Count the lines below that contain the word "автономного". Give only the number.

START Supplied information

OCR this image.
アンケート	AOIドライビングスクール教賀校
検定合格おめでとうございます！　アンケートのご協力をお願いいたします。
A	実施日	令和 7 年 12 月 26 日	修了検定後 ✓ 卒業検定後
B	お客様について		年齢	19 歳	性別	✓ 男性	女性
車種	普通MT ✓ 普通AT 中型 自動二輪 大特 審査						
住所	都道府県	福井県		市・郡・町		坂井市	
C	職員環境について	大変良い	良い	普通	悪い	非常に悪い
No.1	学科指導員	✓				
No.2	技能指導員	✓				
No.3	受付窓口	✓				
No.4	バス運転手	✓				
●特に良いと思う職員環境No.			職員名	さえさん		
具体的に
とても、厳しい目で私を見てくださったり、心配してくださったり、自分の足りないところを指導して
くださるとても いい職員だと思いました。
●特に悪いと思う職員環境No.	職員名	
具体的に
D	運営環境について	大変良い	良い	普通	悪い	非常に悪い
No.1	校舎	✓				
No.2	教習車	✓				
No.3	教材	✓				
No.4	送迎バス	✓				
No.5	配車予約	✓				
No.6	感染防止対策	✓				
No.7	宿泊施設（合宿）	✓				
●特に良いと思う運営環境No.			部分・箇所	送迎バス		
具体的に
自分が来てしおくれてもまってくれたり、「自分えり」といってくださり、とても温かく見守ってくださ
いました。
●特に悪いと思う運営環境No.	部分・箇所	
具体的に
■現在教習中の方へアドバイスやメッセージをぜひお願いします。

END Supplied information
START Supplied information

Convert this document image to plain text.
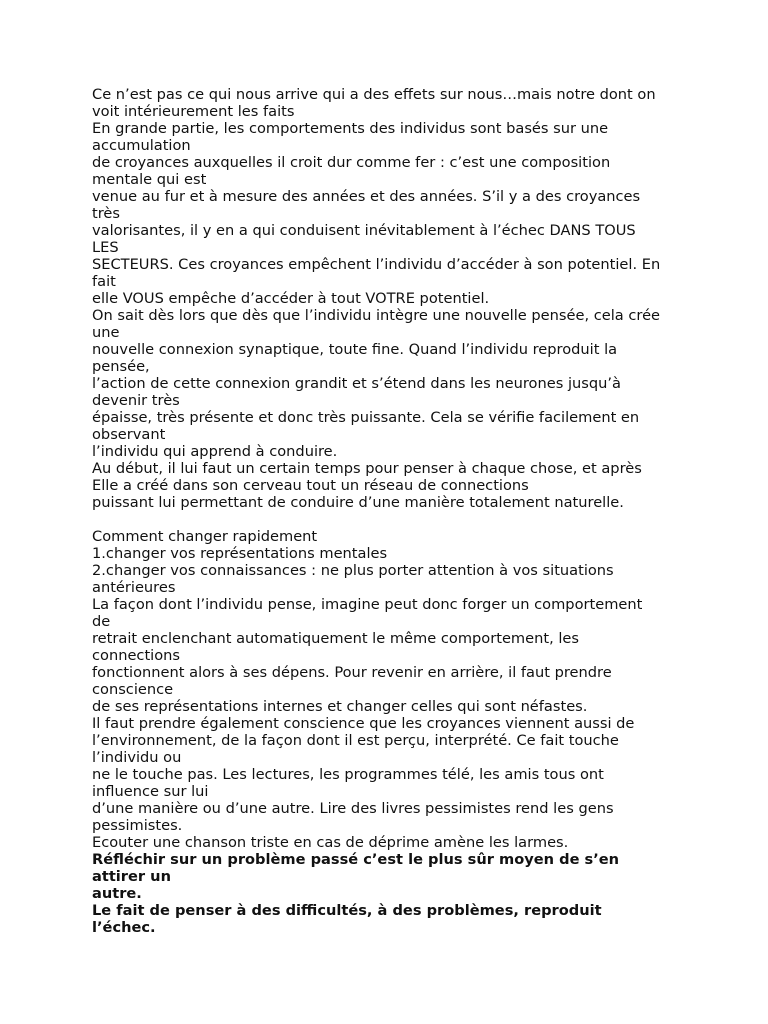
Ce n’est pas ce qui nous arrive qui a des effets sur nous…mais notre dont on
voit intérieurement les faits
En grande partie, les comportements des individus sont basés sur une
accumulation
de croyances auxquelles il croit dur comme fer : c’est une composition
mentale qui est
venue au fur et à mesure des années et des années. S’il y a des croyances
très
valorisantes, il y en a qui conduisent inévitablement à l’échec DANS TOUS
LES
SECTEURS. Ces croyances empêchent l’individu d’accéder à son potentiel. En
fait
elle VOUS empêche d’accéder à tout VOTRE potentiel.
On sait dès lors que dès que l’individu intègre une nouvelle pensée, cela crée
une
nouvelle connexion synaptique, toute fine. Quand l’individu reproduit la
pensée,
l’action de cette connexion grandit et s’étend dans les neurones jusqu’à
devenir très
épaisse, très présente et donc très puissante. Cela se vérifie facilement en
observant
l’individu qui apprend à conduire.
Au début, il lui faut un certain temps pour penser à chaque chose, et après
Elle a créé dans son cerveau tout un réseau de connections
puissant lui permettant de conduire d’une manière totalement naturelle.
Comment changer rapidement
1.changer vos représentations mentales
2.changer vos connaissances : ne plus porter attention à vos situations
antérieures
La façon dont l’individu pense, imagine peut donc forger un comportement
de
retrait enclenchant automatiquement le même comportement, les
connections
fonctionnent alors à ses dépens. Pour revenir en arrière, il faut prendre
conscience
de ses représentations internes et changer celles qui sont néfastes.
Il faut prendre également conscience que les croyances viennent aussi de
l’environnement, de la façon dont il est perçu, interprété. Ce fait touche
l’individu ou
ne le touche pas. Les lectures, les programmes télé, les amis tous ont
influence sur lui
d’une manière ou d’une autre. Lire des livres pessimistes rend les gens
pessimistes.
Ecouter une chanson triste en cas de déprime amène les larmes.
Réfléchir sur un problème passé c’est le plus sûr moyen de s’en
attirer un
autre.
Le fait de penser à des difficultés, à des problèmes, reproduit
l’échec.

END Supplied information
START Supplied information

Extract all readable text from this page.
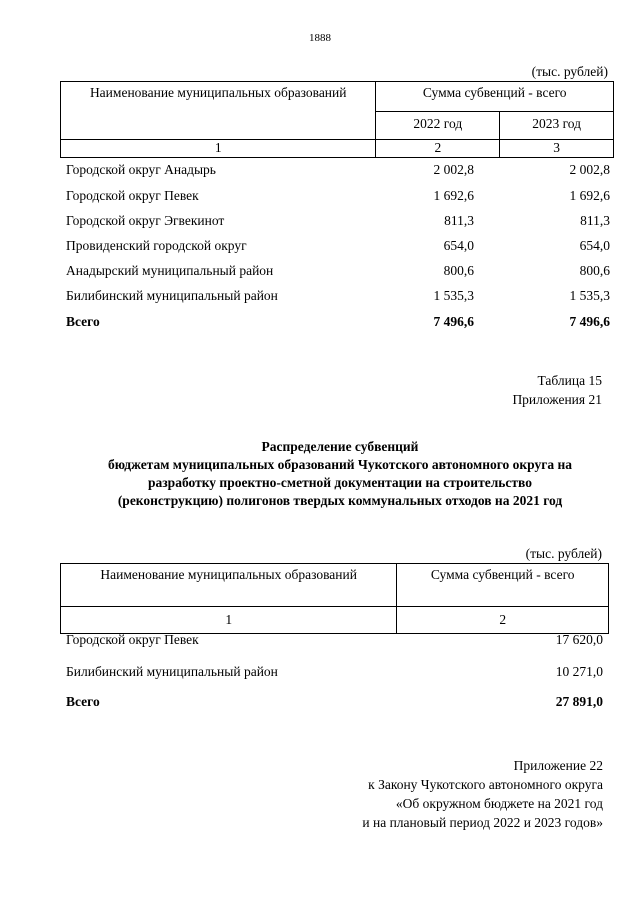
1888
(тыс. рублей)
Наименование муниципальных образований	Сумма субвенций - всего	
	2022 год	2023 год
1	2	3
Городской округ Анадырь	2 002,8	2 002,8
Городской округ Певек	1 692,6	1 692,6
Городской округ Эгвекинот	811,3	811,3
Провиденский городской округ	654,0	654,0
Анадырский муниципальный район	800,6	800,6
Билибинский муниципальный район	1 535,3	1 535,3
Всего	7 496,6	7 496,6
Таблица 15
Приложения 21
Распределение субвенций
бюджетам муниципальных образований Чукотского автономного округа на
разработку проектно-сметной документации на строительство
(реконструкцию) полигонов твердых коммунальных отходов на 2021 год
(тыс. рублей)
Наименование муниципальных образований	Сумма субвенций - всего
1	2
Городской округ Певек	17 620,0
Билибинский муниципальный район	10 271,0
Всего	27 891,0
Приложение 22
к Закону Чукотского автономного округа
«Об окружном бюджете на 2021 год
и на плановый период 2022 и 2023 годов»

END Supplied information

- [The response]
2